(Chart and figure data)
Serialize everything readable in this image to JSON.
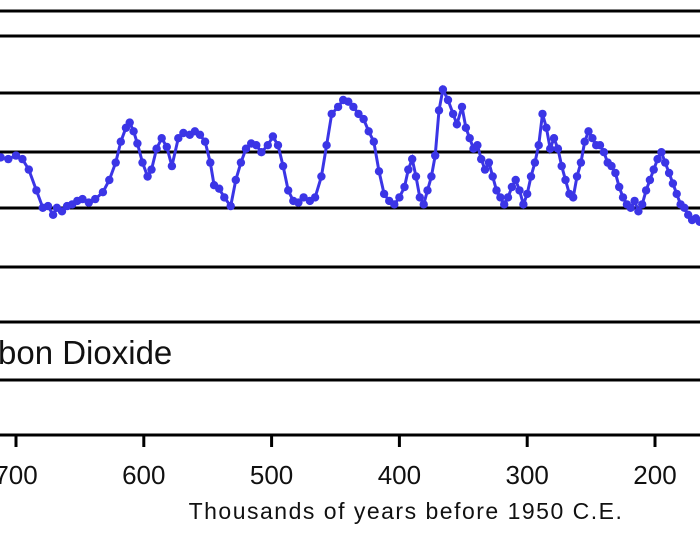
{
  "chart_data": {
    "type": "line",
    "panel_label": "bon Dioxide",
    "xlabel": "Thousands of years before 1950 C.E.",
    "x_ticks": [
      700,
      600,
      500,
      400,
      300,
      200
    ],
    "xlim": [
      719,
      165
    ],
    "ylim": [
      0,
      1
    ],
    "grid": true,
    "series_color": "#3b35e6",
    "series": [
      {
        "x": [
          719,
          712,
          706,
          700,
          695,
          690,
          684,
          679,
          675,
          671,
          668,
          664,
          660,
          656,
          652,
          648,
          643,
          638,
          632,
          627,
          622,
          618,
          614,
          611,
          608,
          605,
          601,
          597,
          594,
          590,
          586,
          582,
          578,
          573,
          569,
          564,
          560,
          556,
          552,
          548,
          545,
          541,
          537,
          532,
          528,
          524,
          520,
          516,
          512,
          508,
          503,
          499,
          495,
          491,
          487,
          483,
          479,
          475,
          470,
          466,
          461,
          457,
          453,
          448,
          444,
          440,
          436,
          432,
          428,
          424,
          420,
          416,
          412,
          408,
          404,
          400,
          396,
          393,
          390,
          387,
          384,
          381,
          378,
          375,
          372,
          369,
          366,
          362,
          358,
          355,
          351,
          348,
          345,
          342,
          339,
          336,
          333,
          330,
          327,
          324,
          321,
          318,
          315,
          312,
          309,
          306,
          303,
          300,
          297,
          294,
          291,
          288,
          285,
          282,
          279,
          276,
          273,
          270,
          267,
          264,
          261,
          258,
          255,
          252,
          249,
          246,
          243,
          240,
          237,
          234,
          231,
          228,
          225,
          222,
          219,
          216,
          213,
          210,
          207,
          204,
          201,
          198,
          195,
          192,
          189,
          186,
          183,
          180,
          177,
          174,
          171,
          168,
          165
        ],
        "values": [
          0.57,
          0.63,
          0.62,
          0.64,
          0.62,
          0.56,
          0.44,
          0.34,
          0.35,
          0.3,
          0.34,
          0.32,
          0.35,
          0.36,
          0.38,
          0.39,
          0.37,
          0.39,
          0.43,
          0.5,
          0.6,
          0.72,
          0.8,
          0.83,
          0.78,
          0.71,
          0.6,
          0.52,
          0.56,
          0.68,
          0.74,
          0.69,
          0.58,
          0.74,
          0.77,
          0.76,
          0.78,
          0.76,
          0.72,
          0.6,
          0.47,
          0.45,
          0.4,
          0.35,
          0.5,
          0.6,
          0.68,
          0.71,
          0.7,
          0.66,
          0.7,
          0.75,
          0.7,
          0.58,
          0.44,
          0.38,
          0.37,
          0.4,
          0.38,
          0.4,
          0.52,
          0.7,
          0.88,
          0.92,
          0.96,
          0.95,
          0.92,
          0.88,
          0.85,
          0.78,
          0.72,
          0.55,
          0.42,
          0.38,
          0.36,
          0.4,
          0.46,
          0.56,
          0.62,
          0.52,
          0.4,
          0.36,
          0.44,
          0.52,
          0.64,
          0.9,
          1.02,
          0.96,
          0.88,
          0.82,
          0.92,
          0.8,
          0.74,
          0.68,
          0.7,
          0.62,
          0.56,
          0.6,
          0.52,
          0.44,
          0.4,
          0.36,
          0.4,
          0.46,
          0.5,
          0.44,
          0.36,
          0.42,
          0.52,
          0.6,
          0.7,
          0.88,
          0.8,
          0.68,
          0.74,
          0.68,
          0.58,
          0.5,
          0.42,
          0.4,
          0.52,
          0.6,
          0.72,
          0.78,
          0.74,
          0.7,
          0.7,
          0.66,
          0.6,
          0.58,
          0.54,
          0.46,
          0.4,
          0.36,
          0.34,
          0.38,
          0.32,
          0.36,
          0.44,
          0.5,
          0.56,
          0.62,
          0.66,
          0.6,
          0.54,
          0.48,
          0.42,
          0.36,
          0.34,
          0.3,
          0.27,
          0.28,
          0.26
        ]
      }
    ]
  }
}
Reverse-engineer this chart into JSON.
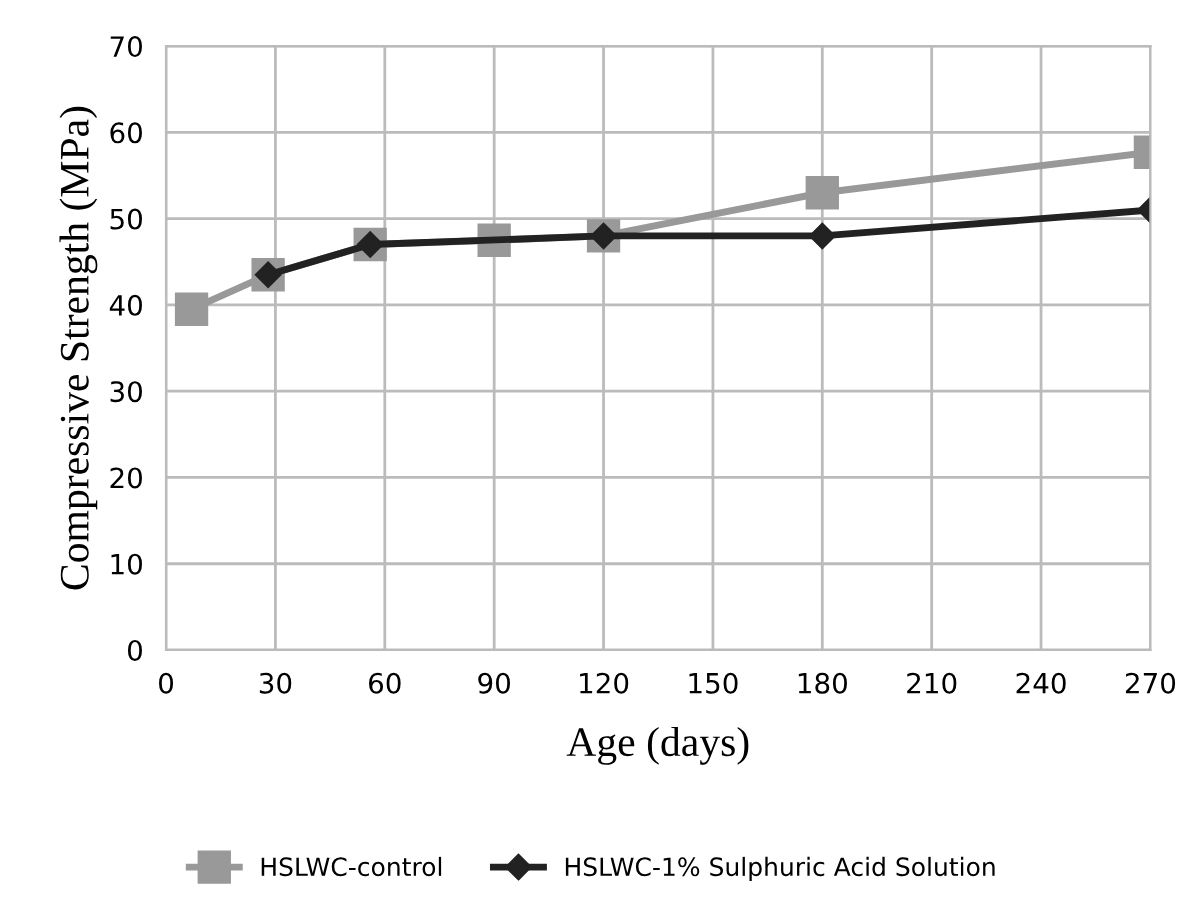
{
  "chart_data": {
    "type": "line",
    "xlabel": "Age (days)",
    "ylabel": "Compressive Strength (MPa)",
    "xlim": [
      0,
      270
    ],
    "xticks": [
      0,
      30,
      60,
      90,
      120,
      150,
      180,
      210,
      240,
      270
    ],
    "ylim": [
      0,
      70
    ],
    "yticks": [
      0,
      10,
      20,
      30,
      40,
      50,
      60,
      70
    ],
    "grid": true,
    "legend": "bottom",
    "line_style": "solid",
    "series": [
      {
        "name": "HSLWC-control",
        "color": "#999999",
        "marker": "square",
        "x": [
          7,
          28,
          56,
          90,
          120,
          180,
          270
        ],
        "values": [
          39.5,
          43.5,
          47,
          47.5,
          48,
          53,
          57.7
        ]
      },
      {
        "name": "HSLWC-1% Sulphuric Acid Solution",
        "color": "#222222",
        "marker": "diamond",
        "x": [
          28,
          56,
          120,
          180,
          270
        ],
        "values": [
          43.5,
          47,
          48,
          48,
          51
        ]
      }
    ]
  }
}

- _Written problem_
Above are the records; copy every line in them that holds the word "name".

- _Full answer_
        "name": "HSLWC-control",
        "name": "HSLWC-1% Sulphuric Acid Solution",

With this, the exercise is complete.